Restate the entries word for word, omitting nothing.

Data excerpts:
------------------------------------------------
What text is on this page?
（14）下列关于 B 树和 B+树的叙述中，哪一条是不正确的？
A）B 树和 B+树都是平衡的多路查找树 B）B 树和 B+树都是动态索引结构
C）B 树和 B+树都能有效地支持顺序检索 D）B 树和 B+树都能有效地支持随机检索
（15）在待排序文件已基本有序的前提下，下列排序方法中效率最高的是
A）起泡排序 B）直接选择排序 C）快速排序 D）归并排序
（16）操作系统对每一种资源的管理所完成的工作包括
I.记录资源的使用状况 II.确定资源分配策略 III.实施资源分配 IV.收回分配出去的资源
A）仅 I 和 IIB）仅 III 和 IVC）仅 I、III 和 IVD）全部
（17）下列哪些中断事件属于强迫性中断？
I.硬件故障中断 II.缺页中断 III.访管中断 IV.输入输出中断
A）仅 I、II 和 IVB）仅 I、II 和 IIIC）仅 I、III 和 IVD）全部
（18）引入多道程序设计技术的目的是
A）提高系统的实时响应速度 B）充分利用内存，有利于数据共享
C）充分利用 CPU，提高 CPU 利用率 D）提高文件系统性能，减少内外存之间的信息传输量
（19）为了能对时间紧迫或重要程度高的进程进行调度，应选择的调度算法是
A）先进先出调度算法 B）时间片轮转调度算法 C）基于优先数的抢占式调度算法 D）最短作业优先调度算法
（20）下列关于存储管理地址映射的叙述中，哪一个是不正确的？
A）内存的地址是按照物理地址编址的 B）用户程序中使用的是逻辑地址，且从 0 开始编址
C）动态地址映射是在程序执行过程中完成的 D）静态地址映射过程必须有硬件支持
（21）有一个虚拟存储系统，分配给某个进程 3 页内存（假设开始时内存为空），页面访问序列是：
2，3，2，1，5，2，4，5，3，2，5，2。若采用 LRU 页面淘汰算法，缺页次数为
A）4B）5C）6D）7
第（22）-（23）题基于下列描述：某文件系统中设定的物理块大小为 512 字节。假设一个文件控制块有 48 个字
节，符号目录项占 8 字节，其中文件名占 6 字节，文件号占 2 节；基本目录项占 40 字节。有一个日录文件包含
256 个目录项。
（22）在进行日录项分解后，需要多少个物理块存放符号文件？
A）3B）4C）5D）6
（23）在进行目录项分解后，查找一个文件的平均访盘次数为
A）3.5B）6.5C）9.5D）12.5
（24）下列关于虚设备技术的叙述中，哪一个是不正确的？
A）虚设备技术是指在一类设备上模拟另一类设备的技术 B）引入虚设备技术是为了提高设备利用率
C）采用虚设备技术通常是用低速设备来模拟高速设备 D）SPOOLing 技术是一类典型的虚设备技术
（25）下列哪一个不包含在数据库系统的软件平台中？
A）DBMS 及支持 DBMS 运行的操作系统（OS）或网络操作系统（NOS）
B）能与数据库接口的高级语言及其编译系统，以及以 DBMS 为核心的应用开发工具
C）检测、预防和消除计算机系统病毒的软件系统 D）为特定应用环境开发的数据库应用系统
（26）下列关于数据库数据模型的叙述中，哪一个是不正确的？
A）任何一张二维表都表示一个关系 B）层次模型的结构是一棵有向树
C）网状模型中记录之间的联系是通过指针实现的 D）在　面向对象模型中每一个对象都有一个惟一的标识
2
------------------------------------------------
| The completed task |
What text is on this page?
（14）下列关于 B 树和 B+树的叙述中，哪一条是不正确的？
A）B 树和 B+树都是平衡的多路查找树 B）B 树和 B+树都是动态索引结构
C）B 树和 B+树都能有效地支持顺序检索 D）B 树和 B+树都能有效地支持随机检索
（15）在待排序文件已基本有序的前提下，下列排序方法中效率最高的是
A）起泡排序 B）直接选择排序 C）快速排序 D）归并排序
（16）操作系统对每一种资源的管理所完成的工作包括
I.记录资源的使用状况 II.确定资源分配策略 III.实施资源分配 IV.收回分配出去的资源
A）仅 I 和 IIB）仅 III 和 IVC）仅 I、III 和 IVD）全部
（17）下列哪些中断事件属于强迫性中断？
I.硬件故障中断 II.缺页中断 III.访管中断 IV.输入输出中断
A）仅 I、II 和 IVB）仅 I、II 和 IIIC）仅 I、III 和 IVD）全部
（18）引入多道程序设计技术的目的是
A）提高系统的实时响应速度 B）充分利用内存，有利于数据共享
C）充分利用 CPU，提高 CPU 利用率 D）提高文件系统性能，减少内外存之间的信息传输量
（19）为了能对时间紧迫或重要程度高的进程进行调度，应选择的调度算法是
A）先进先出调度算法 B）时间片轮转调度算法 C）基于优先数的抢占式调度算法 D）最短作业优先调度算法
（20）下列关于存储管理地址映射的叙述中，哪一个是不正确的？
A）内存的地址是按照物理地址编址的 B）用户程序中使用的是逻辑地址，且从 0 开始编址
C）动态地址映射是在程序执行过程中完成的 D）静态地址映射过程必须有硬件支持
（21）有一个虚拟存储系统，分配给某个进程 3 页内存（假设开始时内存为空），页面访问序列是：
2，3，2，1，5，2，4，5，3，2，5，2。若采用 LRU 页面淘汰算法，缺页次数为
A）4B）5C）6D）7
第（22）-（23）题基于下列描述：某文件系统中设定的物理块大小为 512 字节。假设一个文件控制块有 48 个字
节，符号目录项占 8 字节，其中文件名占 6 字节，文件号占 2 节；基本目录项占 40 字节。有一个日录文件包含
256 个目录项。
（22）在进行日录项分解后，需要多少个物理块存放符号文件？
A）3B）4C）5D）6
（23）在进行目录项分解后，查找一个文件的平均访盘次数为
A）3.5B）6.5C）9.5D）12.5
（24）下列关于虚设备技术的叙述中，哪一个是不正确的？
A）虚设备技术是指在一类设备上模拟另一类设备的技术 B）引入虚设备技术是为了提高设备利用率
C）采用虚设备技术通常是用低速设备来模拟高速设备 D）SPOOLing 技术是一类典型的虚设备技术
（25）下列哪一个不包含在数据库系统的软件平台中？
A）DBMS 及支持 DBMS 运行的操作系统（OS）或网络操作系统（NOS）
B）能与数据库接口的高级语言及其编译系统，以及以 DBMS 为核心的应用开发工具
C）检测、预防和消除计算机系统病毒的软件系统 D）为特定应用环境开发的数据库应用系统
（26）下列关于数据库数据模型的叙述中，哪一个是不正确的？
A）任何一张二维表都表示一个关系 B）层次模型的结构是一棵有向树
C）网状模型中记录之间的联系是通过指针实现的 D）在　面向对象模型中每一个对象都有一个惟一的标识
2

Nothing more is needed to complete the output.